#### EXERCISE DESCRIPTION:
Retype the full set of records. Keep every character identical.

#### Records:
○ ○ ○ ○ ○ ○ ○
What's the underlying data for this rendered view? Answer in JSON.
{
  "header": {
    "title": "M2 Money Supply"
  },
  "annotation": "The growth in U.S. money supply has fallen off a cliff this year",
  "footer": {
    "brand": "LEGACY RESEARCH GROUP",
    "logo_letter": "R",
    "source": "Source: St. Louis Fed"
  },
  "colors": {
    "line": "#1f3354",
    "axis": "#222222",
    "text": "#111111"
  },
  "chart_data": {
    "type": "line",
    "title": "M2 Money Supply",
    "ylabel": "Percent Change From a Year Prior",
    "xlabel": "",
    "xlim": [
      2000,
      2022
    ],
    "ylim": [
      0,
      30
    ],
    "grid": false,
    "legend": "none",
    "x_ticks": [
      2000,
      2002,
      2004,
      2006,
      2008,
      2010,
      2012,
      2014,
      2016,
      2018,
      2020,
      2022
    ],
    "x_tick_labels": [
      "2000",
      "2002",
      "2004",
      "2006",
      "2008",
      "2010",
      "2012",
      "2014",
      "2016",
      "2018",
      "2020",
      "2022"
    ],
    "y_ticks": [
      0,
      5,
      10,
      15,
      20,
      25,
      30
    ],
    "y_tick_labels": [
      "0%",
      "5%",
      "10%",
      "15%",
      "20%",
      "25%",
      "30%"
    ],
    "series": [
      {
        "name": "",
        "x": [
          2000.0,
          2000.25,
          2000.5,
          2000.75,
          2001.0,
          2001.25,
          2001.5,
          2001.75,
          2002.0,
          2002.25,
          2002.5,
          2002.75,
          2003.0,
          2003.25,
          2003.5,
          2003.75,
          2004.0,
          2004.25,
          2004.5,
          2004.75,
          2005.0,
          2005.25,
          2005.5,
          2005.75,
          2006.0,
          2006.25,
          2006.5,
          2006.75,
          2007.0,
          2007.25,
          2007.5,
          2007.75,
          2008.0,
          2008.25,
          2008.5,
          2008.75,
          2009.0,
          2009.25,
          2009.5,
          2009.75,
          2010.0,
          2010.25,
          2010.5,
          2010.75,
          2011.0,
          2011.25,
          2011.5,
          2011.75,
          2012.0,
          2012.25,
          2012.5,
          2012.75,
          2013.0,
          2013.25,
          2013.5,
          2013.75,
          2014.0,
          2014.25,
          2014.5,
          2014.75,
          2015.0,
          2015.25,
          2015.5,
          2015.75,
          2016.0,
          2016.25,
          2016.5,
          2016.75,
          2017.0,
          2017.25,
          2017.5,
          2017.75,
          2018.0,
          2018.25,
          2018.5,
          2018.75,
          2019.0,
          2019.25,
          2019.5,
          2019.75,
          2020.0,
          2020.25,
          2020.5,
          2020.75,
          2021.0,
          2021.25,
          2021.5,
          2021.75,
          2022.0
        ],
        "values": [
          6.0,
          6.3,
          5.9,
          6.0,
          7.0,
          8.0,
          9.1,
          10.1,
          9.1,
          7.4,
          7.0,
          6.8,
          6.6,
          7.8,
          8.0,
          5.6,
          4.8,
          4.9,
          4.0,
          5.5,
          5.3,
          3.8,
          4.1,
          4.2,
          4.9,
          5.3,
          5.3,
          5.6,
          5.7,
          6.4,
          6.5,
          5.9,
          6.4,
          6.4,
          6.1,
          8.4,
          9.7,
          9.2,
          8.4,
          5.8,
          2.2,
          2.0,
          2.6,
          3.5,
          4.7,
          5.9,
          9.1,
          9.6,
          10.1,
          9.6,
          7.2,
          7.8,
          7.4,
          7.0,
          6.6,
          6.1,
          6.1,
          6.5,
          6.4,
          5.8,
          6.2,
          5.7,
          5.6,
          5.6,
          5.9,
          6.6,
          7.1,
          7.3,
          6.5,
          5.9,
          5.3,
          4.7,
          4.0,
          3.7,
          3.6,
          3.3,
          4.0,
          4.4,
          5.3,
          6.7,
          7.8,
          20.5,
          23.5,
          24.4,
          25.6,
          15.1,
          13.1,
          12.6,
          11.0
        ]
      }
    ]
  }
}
○ ○ ○ ○ ○ ○ ○
#### REPLY:
What's the underlying data for this rendered view? Answer in JSON.
{
  "header": {
    "title": "M2 Money Supply"
  },
  "annotation": "The growth in U.S. money supply has fallen off a cliff this year",
  "footer": {
    "brand": "LEGACY RESEARCH GROUP",
    "logo_letter": "R",
    "source": "Source: St. Louis Fed"
  },
  "colors": {
    "line": "#1f3354",
    "axis": "#222222",
    "text": "#111111"
  },
  "chart_data": {
    "type": "line",
    "title": "M2 Money Supply",
    "ylabel": "Percent Change From a Year Prior",
    "xlabel": "",
    "xlim": [
      2000,
      2022
    ],
    "ylim": [
      0,
      30
    ],
    "grid": false,
    "legend": "none",
    "x_ticks": [
      2000,
      2002,
      2004,
      2006,
      2008,
      2010,
      2012,
      2014,
      2016,
      2018,
      2020,
      2022
    ],
    "x_tick_labels": [
      "2000",
      "2002",
      "2004",
      "2006",
      "2008",
      "2010",
      "2012",
      "2014",
      "2016",
      "2018",
      "2020",
      "2022"
    ],
    "y_ticks": [
      0,
      5,
      10,
      15,
      20,
      25,
      30
    ],
    "y_tick_labels": [
      "0%",
      "5%",
      "10%",
      "15%",
      "20%",
      "25%",
      "30%"
    ],
    "series": [
      {
        "name": "",
        "x": [
          2000.0,
          2000.25,
          2000.5,
          2000.75,
          2001.0,
          2001.25,
          2001.5,
          2001.75,
          2002.0,
          2002.25,
          2002.5,
          2002.75,
          2003.0,
          2003.25,
          2003.5,
          2003.75,
          2004.0,
          2004.25,
          2004.5,
          2004.75,
          2005.0,
          2005.25,
          2005.5,
          2005.75,
          2006.0,
          2006.25,
          2006.5,
          2006.75,
          2007.0,
          2007.25,
          2007.5,
          2007.75,
          2008.0,
          2008.25,
          2008.5,
          2008.75,
          2009.0,
          2009.25,
          2009.5,
          2009.75,
          2010.0,
          2010.25,
          2010.5,
          2010.75,
          2011.0,
          2011.25,
          2011.5,
          2011.75,
          2012.0,
          2012.25,
          2012.5,
          2012.75,
          2013.0,
          2013.25,
          2013.5,
          2013.75,
          2014.0,
          2014.25,
          2014.5,
          2014.75,
          2015.0,
          2015.25,
          2015.5,
          2015.75,
          2016.0,
          2016.25,
          2016.5,
          2016.75,
          2017.0,
          2017.25,
          2017.5,
          2017.75,
          2018.0,
          2018.25,
          2018.5,
          2018.75,
          2019.0,
          2019.25,
          2019.5,
          2019.75,
          2020.0,
          2020.25,
          2020.5,
          2020.75,
          2021.0,
          2021.25,
          2021.5,
          2021.75,
          2022.0
        ],
        "values": [
          6.0,
          6.3,
          5.9,
          6.0,
          7.0,
          8.0,
          9.1,
          10.1,
          9.1,
          7.4,
          7.0,
          6.8,
          6.6,
          7.8,
          8.0,
          5.6,
          4.8,
          4.9,
          4.0,
          5.5,
          5.3,
          3.8,
          4.1,
          4.2,
          4.9,
          5.3,
          5.3,
          5.6,
          5.7,
          6.4,
          6.5,
          5.9,
          6.4,
          6.4,
          6.1,
          8.4,
          9.7,
          9.2,
          8.4,
          5.8,
          2.2,
          2.0,
          2.6,
          3.5,
          4.7,
          5.9,
          9.1,
          9.6,
          10.1,
          9.6,
          7.2,
          7.8,
          7.4,
          7.0,
          6.6,
          6.1,
          6.1,
          6.5,
          6.4,
          5.8,
          6.2,
          5.7,
          5.6,
          5.6,
          5.9,
          6.6,
          7.1,
          7.3,
          6.5,
          5.9,
          5.3,
          4.7,
          4.0,
          3.7,
          3.6,
          3.3,
          4.0,
          4.4,
          5.3,
          6.7,
          7.8,
          20.5,
          23.5,
          24.4,
          25.6,
          15.1,
          13.1,
          12.6,
          11.0
        ]
      }
    ]
  }
}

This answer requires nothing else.